→ **Work required**
Copy each line of the entries beneath that contains the word "view".
======== Input rows ========
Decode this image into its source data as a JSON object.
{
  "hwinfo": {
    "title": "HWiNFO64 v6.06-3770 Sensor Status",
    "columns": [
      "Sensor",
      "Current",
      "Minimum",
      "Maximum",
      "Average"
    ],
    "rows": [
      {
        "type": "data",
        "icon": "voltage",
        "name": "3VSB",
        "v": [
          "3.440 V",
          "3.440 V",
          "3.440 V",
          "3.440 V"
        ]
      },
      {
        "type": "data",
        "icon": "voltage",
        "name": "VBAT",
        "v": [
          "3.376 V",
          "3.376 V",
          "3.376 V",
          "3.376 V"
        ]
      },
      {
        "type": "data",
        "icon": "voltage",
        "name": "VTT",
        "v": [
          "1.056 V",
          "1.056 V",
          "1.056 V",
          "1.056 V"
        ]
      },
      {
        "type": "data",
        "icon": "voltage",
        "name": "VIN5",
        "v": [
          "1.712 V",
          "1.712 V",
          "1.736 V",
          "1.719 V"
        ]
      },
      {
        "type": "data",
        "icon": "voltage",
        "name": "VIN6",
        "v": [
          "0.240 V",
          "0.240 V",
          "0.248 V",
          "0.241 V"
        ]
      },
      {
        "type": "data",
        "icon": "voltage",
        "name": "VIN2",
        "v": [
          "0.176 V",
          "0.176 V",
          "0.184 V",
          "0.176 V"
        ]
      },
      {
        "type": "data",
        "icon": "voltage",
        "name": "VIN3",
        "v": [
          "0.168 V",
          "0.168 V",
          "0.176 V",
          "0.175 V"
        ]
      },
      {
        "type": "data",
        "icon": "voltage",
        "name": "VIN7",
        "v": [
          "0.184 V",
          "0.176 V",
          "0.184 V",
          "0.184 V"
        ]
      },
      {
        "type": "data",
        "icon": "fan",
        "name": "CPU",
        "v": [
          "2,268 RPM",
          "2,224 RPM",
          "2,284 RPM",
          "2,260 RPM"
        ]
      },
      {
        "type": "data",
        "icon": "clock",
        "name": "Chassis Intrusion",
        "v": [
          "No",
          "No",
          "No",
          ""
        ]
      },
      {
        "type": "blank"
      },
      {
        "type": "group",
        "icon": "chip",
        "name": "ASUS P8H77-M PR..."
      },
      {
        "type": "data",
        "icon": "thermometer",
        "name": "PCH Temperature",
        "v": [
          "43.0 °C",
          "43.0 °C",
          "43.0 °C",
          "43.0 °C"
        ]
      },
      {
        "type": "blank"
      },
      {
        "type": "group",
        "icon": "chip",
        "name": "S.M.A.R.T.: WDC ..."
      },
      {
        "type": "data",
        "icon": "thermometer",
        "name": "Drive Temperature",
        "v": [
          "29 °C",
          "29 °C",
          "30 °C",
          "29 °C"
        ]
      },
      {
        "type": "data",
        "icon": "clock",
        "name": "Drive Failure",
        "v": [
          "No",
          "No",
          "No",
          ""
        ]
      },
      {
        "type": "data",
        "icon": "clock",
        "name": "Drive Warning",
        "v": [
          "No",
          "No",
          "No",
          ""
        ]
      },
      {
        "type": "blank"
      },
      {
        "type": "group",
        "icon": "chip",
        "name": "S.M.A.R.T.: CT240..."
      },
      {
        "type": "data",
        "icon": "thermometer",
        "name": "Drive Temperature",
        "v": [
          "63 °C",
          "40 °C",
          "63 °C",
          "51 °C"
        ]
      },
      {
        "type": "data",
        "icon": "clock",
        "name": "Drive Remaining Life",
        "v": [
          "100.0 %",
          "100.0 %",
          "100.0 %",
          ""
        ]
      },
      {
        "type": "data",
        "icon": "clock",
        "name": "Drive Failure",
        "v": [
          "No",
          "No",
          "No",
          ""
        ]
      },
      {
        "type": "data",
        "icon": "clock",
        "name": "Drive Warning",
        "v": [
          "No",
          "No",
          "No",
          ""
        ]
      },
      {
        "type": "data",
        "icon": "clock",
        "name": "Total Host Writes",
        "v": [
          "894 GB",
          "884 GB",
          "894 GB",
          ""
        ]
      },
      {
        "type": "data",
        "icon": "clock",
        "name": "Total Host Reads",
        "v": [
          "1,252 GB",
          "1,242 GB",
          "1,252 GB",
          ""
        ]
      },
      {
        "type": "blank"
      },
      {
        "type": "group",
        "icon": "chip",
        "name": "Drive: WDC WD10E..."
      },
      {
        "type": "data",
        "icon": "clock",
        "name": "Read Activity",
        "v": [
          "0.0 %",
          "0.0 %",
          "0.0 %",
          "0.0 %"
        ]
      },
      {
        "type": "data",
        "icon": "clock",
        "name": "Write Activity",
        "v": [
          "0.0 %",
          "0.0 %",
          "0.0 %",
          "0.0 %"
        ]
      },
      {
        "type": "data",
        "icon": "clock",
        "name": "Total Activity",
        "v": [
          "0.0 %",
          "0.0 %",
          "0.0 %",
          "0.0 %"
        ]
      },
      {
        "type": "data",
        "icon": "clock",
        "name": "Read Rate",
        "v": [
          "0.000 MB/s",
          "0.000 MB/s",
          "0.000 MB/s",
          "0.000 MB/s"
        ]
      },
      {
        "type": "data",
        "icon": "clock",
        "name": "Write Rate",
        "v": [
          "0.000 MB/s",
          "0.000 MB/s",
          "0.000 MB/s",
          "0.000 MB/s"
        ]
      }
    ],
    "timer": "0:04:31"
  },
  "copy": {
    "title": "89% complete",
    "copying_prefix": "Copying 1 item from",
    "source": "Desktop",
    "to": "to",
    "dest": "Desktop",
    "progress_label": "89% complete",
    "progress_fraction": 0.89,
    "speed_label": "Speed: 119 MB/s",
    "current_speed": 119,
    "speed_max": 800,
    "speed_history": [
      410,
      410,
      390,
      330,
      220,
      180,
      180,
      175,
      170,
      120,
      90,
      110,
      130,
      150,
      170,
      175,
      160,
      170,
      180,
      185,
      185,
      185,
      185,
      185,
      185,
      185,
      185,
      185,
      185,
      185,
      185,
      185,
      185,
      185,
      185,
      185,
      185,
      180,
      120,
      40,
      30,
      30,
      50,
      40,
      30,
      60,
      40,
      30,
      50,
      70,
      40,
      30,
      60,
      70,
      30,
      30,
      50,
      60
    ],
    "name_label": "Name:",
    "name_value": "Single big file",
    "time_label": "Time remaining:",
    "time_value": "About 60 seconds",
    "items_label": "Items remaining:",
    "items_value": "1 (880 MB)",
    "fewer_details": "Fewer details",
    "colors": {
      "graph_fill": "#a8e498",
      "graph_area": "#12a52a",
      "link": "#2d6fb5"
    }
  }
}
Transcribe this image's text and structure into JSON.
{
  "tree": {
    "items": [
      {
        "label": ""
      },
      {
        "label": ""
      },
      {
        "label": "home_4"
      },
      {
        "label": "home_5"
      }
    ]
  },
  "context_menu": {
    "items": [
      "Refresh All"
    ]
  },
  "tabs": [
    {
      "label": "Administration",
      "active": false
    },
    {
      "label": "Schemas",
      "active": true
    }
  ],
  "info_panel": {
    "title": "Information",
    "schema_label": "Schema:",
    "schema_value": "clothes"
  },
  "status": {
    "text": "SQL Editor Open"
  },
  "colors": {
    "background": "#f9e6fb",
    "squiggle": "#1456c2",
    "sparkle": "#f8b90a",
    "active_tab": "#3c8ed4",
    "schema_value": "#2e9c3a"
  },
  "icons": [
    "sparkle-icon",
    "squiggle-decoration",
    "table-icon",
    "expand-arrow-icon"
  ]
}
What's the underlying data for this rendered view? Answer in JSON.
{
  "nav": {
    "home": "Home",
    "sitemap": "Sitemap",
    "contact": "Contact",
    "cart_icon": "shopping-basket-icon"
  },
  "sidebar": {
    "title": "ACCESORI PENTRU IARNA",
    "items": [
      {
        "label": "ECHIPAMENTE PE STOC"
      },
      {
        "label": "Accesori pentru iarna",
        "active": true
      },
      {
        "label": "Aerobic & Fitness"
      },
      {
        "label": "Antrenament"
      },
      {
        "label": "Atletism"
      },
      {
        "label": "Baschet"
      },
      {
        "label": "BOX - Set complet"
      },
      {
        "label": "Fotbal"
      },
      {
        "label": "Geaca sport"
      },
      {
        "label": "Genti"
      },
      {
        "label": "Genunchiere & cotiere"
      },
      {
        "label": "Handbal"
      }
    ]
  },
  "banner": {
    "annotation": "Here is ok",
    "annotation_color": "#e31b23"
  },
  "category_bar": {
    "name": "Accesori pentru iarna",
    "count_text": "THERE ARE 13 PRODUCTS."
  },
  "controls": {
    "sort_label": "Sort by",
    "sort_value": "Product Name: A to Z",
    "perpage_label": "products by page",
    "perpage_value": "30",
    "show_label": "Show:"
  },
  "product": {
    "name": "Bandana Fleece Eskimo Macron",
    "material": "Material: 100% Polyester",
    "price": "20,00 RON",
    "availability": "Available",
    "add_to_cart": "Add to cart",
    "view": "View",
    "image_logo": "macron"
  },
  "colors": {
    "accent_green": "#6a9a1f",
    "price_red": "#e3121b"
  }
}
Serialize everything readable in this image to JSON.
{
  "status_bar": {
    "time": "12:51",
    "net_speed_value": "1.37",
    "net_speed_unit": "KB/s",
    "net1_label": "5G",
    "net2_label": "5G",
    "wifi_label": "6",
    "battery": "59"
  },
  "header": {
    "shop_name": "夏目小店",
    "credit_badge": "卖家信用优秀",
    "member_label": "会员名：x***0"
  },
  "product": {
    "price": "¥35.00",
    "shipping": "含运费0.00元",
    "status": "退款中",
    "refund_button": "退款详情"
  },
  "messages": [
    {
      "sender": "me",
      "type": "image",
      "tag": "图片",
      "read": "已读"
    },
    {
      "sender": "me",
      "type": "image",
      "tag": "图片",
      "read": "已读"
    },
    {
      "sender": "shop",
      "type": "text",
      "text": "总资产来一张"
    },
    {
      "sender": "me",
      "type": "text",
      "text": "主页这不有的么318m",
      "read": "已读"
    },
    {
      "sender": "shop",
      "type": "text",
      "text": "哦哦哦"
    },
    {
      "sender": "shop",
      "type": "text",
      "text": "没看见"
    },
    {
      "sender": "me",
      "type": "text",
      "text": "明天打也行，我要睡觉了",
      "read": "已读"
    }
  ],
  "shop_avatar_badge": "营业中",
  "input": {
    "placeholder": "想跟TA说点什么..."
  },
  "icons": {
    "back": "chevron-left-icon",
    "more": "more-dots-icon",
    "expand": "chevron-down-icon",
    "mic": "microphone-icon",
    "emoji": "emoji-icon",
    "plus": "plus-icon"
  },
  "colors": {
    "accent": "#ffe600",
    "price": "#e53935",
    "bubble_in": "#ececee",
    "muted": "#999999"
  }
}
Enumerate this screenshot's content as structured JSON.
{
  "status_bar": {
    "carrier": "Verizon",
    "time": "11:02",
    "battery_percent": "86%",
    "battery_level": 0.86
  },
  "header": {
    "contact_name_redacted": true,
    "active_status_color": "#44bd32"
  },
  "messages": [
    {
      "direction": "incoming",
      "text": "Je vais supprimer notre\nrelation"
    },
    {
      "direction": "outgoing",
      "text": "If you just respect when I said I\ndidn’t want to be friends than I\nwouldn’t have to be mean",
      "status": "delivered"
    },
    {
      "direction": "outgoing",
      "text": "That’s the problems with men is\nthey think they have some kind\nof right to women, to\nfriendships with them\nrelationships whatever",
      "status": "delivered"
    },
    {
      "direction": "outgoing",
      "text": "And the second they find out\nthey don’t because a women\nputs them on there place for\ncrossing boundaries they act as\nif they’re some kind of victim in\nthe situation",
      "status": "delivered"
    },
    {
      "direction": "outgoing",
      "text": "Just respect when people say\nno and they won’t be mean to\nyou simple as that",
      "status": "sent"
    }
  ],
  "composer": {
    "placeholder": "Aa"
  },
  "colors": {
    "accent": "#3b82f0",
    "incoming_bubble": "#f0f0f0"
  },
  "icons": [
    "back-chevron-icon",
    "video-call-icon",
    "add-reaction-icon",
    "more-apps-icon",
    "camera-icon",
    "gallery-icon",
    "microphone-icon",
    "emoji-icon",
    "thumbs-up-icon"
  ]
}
========
→ **Solution for this task**
What's the underlying data for this rendered view? Answer in JSON.
    "view": "View",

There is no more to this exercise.